* **WHAT YOU HAVE TO DO**:
Find the lines of data that contain the string "GREEN", then list them.

######

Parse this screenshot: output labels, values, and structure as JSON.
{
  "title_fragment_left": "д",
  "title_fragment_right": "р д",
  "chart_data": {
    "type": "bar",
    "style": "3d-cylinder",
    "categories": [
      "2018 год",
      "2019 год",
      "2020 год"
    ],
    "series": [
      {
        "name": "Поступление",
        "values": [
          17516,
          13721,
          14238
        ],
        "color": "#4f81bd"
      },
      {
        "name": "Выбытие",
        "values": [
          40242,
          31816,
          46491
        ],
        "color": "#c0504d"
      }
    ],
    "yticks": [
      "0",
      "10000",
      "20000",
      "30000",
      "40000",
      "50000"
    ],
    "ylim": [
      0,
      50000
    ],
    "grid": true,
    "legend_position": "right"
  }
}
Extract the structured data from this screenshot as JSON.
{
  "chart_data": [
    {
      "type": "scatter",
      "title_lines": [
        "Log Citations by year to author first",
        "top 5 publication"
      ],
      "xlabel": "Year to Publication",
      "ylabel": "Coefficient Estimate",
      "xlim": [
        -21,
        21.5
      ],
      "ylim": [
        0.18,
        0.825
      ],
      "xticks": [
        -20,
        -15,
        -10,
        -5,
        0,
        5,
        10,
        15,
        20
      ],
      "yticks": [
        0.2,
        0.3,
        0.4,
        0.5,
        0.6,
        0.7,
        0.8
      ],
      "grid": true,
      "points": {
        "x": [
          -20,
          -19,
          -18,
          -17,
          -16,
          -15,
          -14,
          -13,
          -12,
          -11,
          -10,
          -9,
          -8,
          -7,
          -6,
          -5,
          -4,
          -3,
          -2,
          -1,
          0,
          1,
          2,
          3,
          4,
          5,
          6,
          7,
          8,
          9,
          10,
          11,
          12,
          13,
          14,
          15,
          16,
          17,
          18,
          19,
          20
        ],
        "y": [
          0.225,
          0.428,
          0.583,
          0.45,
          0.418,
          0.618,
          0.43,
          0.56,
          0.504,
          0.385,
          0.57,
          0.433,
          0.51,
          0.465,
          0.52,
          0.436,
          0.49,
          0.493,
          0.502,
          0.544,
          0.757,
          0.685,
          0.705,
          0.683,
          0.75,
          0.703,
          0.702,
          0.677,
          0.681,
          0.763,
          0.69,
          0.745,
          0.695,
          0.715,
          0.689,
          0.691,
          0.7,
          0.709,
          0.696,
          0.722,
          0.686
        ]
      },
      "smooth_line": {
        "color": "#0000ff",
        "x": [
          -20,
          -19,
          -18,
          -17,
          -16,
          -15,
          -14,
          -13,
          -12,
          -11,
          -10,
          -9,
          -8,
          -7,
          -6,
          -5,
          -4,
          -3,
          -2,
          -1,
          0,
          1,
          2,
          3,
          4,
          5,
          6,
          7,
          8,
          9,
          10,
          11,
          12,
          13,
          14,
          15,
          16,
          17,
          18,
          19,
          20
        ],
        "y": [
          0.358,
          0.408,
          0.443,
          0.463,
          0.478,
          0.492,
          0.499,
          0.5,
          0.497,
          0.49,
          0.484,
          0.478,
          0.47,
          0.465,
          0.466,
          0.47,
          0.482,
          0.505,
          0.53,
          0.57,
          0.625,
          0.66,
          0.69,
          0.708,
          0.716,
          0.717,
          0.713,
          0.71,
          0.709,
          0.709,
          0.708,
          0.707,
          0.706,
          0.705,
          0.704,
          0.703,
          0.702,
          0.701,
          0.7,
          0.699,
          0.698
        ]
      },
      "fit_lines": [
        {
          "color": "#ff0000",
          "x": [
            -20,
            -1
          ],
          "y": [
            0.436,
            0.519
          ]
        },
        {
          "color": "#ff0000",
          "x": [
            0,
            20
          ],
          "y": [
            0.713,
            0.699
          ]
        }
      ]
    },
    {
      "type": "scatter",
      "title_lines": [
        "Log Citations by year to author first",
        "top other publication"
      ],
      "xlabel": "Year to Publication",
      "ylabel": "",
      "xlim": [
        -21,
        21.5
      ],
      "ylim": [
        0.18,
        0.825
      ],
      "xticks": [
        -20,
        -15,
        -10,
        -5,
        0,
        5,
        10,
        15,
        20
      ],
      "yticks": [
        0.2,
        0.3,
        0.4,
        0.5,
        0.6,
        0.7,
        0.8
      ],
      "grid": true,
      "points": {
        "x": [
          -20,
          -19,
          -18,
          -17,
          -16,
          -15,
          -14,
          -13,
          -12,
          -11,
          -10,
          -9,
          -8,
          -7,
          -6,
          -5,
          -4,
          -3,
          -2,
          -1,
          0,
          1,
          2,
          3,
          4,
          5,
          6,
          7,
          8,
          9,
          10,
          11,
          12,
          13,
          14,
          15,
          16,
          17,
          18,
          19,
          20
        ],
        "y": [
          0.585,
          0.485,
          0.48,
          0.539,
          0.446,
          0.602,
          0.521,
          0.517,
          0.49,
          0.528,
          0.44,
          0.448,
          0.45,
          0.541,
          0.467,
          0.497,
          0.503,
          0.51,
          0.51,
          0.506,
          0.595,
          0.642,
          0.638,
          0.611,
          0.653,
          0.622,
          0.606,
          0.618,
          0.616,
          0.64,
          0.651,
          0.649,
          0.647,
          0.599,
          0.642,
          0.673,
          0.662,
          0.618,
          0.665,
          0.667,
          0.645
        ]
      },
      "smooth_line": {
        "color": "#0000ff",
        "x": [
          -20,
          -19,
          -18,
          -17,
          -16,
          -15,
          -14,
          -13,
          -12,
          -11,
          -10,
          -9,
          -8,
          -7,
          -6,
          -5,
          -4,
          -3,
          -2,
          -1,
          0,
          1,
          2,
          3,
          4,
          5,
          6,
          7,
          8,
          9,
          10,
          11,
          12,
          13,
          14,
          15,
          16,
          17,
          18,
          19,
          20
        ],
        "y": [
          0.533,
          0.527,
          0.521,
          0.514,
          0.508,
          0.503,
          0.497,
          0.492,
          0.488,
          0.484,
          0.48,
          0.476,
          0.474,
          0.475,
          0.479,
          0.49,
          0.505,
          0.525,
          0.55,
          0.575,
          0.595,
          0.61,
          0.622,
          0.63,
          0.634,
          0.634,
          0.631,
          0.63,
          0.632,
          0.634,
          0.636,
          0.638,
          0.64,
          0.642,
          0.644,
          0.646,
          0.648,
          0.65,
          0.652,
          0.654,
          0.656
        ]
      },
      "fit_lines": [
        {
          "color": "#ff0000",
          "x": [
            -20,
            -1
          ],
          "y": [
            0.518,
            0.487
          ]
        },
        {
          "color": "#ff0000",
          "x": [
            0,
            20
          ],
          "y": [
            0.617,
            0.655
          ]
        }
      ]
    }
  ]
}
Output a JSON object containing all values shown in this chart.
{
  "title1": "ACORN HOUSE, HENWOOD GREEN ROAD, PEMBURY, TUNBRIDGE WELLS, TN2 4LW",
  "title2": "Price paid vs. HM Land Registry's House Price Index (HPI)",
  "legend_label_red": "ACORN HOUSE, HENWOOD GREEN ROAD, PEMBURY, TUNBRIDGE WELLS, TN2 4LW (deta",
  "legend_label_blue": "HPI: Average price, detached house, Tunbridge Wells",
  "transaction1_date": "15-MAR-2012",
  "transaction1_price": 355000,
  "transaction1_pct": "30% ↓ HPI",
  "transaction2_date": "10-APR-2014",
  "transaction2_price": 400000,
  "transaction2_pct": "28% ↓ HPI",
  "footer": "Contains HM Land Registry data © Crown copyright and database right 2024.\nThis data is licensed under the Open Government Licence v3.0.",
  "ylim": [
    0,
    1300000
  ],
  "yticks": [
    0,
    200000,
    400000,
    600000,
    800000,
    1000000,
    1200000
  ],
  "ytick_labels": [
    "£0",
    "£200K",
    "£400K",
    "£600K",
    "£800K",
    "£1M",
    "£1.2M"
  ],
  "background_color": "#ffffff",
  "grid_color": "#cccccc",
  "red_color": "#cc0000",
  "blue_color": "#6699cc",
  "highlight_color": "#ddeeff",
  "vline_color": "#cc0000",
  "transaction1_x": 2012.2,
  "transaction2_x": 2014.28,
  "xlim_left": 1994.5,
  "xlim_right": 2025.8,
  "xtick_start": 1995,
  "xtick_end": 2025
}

######

* **THE RESPONSE**:
  "title1": "ACORN HOUSE, HENWOOD GREEN ROAD, PEMBURY, TUNBRIDGE WELLS, TN2 4LW",
  "legend_label_red": "ACORN HOUSE, HENWOOD GREEN ROAD, PEMBURY, TUNBRIDGE WELLS, TN2 4LW (deta",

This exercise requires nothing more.